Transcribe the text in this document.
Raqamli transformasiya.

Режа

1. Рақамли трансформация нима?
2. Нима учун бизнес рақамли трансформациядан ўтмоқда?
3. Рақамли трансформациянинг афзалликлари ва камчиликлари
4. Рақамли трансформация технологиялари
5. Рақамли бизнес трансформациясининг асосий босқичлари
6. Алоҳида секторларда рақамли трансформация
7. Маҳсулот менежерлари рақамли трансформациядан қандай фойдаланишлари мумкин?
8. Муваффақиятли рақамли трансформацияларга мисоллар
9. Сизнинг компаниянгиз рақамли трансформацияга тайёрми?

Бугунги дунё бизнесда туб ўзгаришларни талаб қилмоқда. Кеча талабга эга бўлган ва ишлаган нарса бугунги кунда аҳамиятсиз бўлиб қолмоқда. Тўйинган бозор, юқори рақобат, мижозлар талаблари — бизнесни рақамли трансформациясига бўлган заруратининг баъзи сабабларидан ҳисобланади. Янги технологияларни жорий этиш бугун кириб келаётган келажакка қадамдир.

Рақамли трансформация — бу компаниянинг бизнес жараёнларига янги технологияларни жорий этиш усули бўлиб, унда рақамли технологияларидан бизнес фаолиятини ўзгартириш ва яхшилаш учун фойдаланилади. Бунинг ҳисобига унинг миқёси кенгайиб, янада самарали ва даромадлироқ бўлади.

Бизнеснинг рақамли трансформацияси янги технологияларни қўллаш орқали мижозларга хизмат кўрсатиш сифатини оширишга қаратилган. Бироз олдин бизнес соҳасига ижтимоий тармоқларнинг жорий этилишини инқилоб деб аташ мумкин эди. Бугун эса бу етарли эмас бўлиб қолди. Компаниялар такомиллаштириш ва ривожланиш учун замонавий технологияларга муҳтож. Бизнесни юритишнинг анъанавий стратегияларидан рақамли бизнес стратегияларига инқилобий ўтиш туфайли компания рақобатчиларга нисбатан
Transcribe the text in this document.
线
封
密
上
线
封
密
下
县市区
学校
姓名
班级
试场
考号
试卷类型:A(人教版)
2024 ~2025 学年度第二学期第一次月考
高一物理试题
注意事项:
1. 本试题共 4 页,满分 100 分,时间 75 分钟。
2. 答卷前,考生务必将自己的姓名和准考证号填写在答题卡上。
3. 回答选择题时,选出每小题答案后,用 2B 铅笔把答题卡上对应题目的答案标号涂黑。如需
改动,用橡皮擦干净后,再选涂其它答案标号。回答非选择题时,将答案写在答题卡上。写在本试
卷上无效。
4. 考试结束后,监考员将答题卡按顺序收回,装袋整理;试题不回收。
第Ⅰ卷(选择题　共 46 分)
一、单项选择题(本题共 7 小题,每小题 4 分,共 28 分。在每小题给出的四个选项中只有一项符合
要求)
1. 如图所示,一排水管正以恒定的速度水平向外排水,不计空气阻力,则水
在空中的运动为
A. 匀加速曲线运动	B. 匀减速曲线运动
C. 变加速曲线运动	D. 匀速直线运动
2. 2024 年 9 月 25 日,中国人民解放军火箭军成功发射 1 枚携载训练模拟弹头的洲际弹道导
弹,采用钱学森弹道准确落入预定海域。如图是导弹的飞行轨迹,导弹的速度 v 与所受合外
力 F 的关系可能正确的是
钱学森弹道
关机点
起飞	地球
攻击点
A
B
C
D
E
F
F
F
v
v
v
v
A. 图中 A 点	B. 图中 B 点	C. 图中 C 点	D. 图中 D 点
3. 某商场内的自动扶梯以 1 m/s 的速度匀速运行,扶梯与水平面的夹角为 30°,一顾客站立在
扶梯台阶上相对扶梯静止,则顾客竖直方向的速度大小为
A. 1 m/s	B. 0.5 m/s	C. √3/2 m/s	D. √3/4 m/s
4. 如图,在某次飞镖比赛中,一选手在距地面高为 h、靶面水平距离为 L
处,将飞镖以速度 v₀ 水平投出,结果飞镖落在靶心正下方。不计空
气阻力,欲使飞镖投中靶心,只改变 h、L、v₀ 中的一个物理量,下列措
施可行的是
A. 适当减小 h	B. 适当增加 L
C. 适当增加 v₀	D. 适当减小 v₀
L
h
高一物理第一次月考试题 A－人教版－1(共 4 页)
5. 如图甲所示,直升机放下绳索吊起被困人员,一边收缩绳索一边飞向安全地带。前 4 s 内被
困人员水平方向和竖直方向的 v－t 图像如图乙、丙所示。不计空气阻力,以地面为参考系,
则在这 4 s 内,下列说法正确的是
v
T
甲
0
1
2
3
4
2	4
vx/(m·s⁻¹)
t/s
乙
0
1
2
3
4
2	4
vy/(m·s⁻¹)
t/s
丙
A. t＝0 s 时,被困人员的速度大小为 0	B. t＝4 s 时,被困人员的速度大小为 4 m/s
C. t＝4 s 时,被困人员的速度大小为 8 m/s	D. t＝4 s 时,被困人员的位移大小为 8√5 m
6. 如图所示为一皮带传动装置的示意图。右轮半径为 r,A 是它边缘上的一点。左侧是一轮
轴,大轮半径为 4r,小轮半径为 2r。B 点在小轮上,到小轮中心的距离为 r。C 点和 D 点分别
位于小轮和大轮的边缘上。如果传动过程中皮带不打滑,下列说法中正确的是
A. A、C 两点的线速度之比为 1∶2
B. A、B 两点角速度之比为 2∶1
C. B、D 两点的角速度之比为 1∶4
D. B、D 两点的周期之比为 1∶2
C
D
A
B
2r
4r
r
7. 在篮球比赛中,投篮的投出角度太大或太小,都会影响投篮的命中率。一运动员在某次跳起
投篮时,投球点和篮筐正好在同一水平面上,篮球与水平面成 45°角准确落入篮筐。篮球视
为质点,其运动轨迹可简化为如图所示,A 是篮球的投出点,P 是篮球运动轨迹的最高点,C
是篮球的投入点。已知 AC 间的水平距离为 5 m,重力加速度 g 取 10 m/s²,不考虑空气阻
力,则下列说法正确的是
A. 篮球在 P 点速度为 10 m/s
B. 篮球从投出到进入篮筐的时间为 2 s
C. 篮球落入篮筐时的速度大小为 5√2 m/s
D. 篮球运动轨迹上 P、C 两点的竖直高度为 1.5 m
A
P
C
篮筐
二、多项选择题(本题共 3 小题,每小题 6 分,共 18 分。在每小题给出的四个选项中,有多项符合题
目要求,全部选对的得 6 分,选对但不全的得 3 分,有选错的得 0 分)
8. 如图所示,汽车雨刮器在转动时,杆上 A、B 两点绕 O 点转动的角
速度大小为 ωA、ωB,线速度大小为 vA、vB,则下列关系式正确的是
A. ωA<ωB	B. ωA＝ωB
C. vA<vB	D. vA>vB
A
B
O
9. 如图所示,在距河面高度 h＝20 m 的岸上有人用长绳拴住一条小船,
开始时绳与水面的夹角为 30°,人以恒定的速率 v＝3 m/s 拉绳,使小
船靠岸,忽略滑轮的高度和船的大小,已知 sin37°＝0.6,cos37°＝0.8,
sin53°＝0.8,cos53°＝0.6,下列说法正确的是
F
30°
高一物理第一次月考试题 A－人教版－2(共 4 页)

• [Problem statement] Some lines of the records may hold the word "учун". How many do? Answer with a number and nothing else.

• [Answer in full] 3